[Items from a figure collection]

++++

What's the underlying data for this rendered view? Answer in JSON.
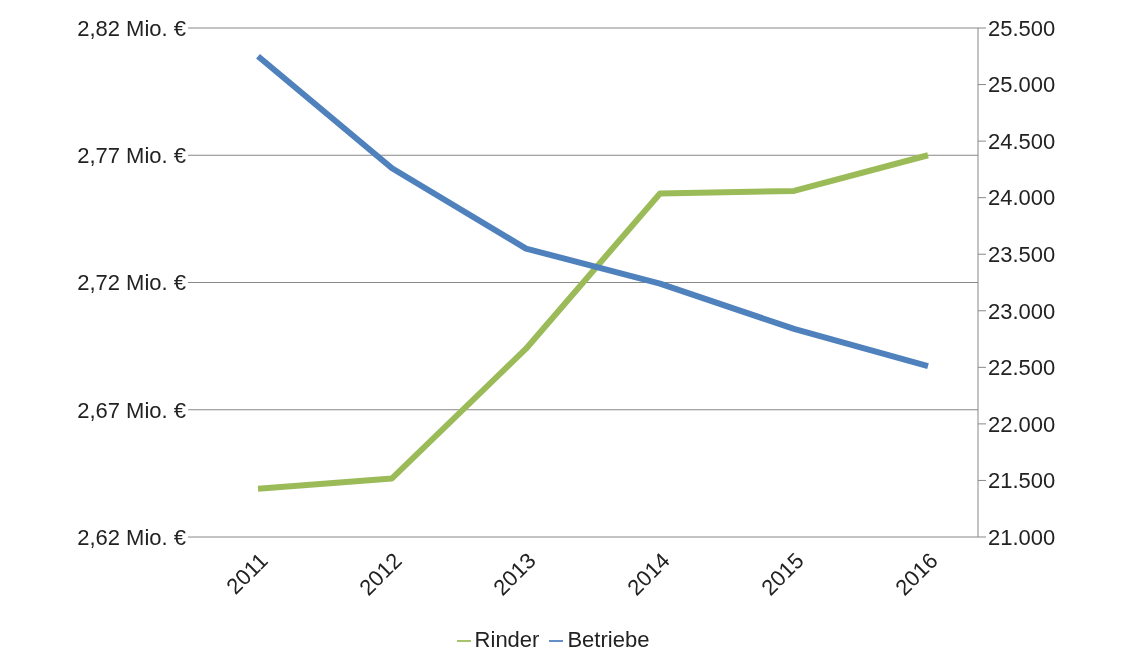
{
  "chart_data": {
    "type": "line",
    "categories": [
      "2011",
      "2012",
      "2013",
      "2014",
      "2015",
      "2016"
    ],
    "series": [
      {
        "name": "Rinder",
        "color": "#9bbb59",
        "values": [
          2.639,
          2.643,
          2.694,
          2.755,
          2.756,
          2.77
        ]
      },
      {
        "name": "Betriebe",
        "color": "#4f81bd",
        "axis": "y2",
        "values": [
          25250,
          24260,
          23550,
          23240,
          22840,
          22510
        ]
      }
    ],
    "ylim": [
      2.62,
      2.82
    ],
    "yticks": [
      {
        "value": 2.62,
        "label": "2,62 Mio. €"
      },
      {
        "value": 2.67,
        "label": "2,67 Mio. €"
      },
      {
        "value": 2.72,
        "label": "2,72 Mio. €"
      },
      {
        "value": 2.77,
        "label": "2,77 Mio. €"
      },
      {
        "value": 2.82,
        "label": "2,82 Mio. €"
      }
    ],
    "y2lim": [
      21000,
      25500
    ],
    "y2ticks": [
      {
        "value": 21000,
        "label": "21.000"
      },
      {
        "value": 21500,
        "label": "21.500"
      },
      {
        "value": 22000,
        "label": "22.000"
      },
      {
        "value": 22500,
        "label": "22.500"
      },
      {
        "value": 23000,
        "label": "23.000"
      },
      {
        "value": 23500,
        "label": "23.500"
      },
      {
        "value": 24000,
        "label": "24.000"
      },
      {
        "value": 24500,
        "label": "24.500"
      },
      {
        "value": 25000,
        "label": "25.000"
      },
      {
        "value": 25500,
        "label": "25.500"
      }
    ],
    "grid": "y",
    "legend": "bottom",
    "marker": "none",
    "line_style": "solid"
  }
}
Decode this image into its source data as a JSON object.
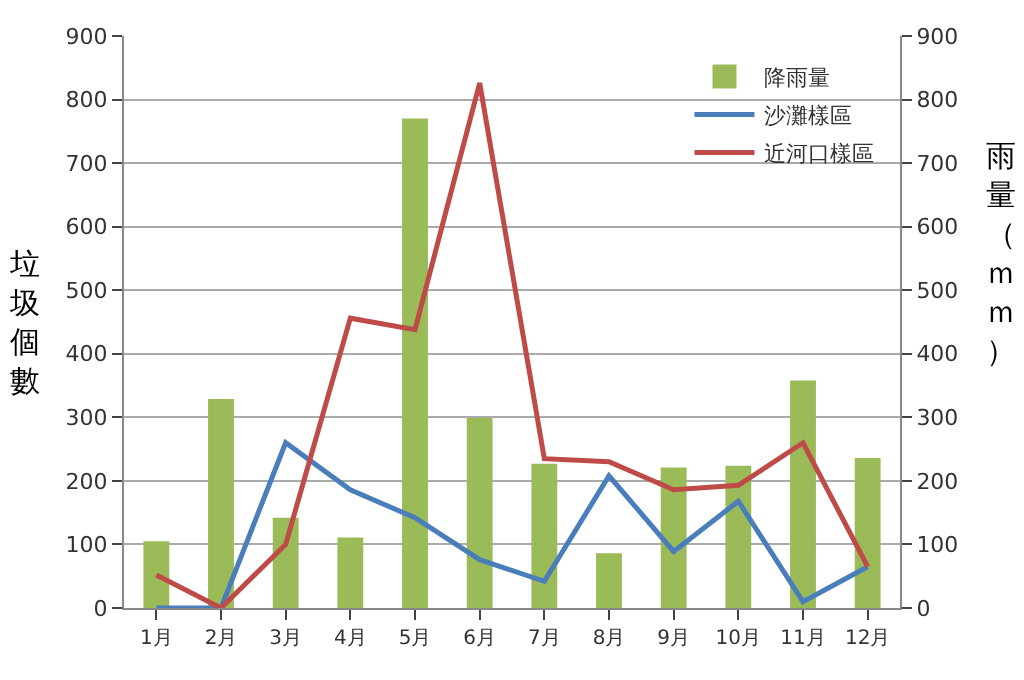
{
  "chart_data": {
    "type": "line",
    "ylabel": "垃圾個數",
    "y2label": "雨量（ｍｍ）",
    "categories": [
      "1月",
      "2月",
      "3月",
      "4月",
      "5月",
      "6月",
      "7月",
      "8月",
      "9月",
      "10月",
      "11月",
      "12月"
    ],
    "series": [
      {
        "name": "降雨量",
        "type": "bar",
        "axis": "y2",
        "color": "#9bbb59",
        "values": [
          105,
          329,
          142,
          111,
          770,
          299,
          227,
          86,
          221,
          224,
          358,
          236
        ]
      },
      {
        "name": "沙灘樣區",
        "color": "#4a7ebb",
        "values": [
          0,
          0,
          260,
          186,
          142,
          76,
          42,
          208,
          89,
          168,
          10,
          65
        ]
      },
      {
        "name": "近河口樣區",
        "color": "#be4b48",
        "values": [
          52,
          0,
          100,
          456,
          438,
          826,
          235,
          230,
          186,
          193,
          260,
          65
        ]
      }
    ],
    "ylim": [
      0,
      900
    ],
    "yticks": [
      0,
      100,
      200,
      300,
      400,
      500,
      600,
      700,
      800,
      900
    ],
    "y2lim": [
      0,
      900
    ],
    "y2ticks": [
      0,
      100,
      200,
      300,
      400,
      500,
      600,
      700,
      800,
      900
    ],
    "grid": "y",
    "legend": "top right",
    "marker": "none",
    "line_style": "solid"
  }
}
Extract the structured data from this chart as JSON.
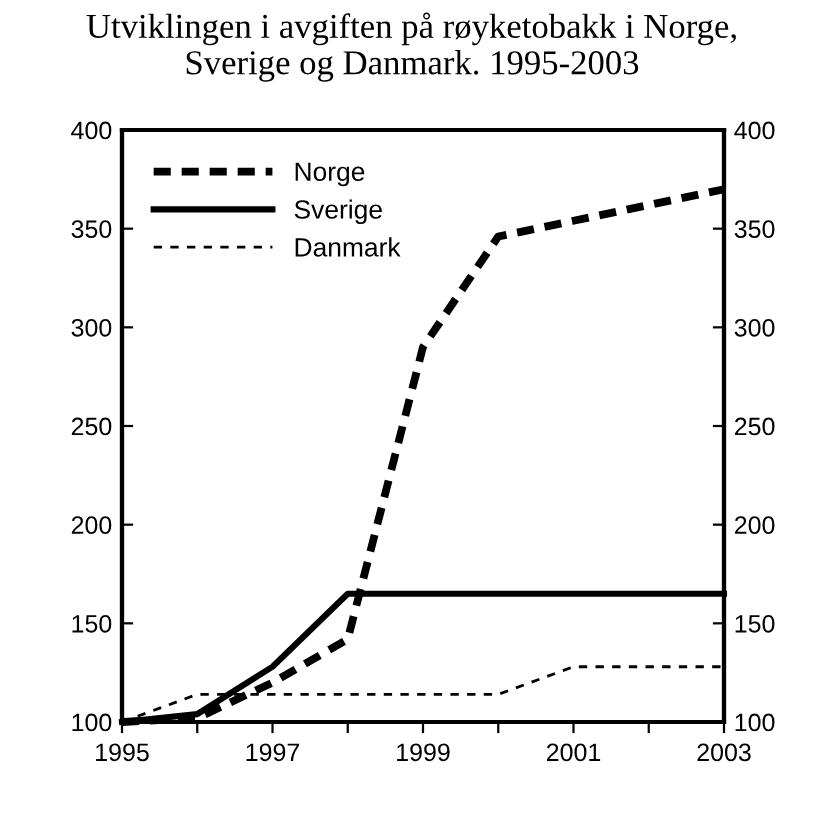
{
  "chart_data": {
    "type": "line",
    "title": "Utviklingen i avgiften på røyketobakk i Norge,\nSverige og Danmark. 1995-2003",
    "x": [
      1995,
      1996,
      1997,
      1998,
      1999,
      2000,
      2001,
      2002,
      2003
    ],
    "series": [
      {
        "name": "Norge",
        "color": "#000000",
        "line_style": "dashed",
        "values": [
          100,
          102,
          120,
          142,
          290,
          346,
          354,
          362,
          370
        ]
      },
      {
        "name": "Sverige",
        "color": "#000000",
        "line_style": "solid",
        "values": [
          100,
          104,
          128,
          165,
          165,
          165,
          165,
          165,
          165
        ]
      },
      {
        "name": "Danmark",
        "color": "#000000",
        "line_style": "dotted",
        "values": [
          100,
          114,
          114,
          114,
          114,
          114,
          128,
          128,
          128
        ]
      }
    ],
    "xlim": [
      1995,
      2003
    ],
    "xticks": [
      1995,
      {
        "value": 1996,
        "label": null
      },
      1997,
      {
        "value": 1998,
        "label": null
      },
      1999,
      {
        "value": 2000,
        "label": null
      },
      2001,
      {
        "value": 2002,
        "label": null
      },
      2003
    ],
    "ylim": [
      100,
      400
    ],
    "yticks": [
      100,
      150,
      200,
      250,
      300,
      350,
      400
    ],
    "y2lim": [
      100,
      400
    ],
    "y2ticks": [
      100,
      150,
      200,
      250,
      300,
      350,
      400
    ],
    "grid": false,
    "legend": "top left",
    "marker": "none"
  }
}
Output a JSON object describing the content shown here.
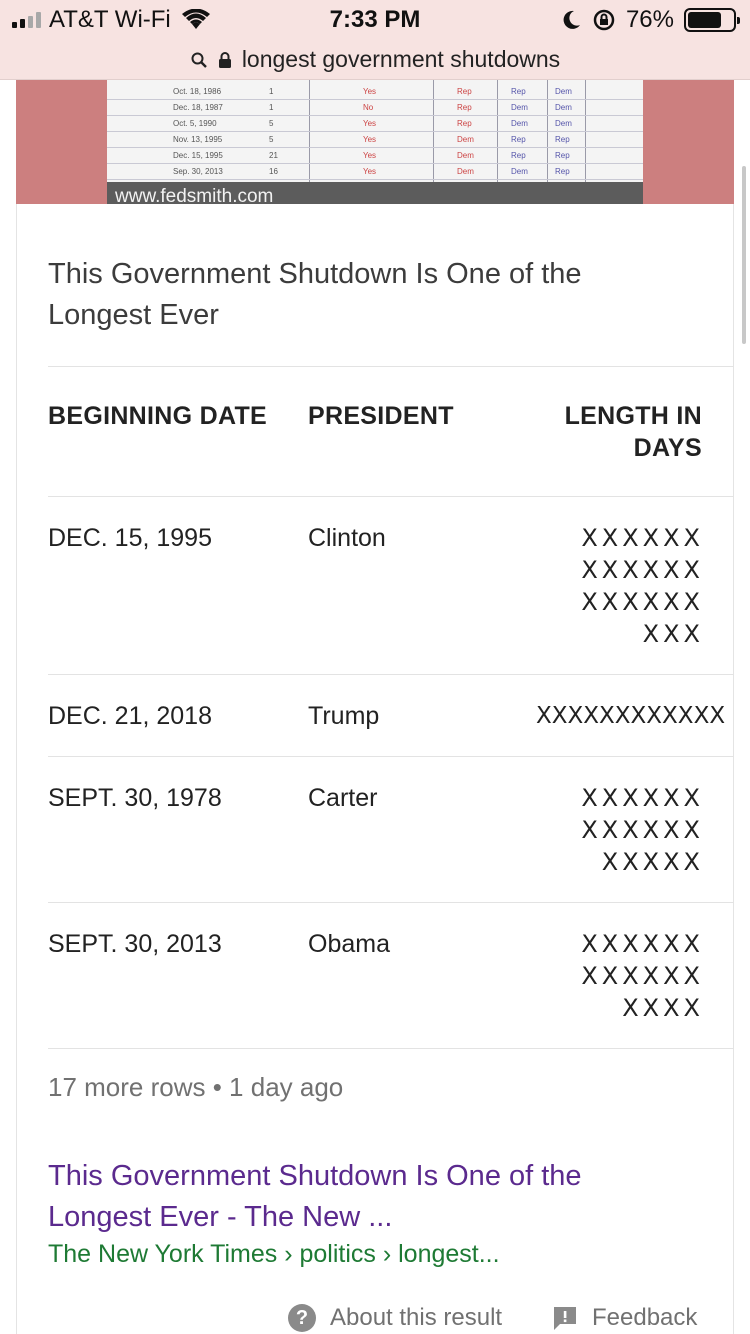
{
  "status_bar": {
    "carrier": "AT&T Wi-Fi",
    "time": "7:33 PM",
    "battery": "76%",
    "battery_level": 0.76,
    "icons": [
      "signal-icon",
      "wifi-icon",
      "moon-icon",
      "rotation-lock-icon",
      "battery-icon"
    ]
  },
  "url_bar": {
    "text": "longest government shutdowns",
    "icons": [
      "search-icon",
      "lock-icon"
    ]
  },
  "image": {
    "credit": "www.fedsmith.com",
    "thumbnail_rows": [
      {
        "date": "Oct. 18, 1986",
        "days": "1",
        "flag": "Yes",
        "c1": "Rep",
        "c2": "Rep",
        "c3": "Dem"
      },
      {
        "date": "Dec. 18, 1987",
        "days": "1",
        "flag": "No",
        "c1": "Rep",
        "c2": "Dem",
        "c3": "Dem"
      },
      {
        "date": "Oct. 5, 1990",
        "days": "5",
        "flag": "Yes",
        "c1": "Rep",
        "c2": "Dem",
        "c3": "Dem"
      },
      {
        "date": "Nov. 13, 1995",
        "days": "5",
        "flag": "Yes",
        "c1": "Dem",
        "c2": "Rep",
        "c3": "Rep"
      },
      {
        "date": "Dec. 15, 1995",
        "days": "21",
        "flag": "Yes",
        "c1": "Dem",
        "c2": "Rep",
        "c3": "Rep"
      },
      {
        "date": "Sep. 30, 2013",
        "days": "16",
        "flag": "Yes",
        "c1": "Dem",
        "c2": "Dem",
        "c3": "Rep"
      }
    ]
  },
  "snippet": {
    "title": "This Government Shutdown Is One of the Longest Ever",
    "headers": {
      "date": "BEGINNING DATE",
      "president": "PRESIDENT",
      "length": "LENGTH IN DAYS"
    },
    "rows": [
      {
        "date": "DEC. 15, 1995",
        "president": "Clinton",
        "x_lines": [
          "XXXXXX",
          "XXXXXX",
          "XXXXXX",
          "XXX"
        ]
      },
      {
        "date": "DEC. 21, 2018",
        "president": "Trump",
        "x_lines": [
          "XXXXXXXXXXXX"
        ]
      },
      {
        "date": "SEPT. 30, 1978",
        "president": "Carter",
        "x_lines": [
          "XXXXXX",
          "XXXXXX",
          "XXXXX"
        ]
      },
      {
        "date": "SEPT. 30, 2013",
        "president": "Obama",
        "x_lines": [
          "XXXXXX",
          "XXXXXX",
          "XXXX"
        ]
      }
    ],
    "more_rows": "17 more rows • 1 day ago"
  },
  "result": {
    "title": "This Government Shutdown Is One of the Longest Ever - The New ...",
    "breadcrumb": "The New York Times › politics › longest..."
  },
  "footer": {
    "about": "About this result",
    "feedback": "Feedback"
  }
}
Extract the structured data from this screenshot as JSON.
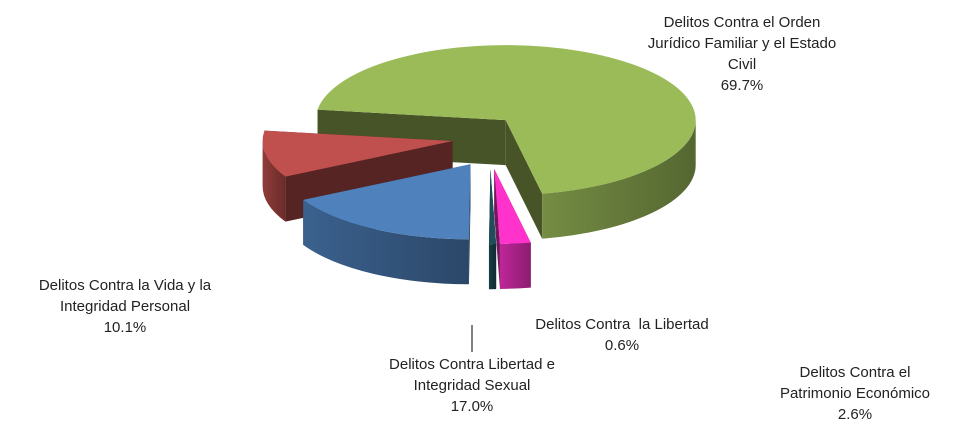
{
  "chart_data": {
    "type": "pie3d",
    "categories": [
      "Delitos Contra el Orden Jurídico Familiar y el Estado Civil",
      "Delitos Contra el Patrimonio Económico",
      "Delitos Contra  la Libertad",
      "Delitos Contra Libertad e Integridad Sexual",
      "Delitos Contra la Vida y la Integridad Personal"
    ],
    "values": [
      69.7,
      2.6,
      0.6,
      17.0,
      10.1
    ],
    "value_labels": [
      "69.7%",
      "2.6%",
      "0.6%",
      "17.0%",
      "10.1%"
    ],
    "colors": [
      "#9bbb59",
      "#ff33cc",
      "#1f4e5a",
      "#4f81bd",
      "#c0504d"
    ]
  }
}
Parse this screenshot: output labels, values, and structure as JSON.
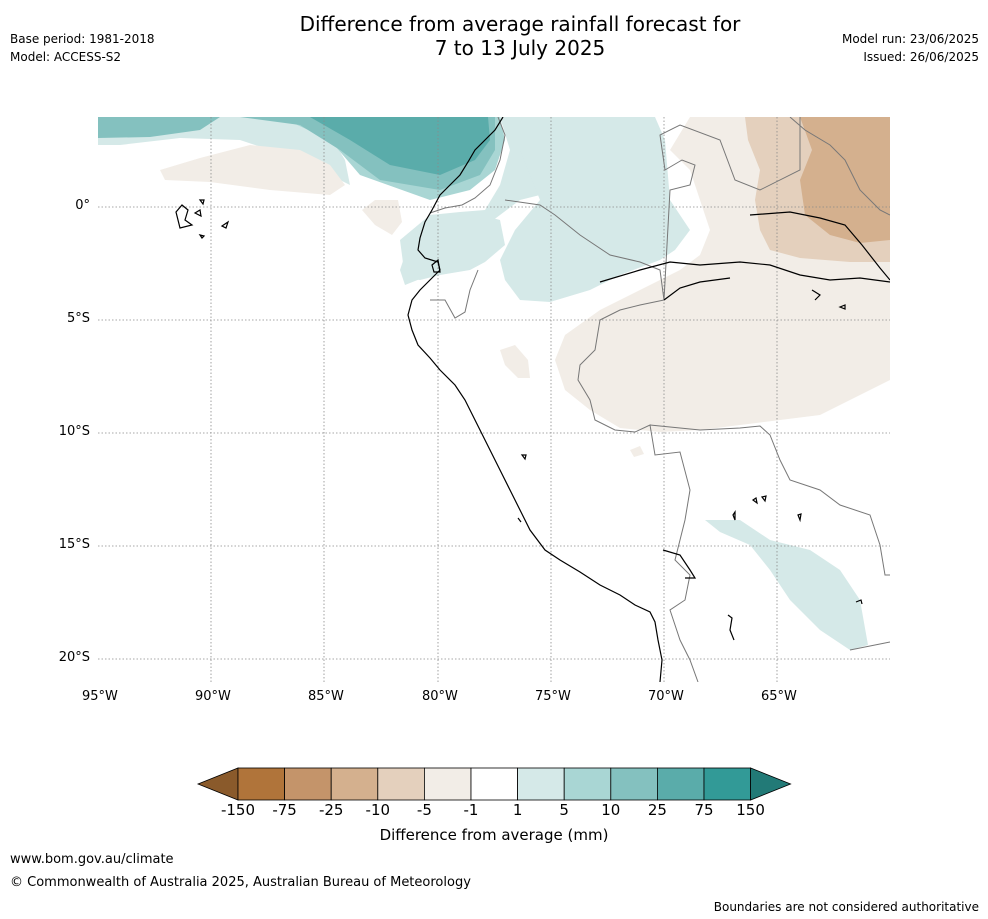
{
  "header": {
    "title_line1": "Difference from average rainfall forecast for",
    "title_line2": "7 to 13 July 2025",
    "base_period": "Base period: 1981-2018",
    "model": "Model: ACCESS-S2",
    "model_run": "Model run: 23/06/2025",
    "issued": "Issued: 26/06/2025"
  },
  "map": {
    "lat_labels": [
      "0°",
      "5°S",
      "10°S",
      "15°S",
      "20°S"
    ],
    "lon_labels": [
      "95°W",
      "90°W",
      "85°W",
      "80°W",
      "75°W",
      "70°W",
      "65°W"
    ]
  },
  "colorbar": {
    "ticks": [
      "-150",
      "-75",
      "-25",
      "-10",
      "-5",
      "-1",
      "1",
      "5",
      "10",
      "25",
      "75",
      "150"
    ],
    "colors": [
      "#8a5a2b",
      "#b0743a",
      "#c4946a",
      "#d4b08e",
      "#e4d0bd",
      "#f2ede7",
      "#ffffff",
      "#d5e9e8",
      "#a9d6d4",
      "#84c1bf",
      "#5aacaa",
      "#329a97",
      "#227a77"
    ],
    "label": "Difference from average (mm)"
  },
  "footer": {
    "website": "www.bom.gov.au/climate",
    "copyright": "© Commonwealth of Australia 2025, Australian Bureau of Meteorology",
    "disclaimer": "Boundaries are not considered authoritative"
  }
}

++++

:: Task objective ::
Of the lines in the entries above, how many include "legend"? Only the number should be given.

:: Response below ::
3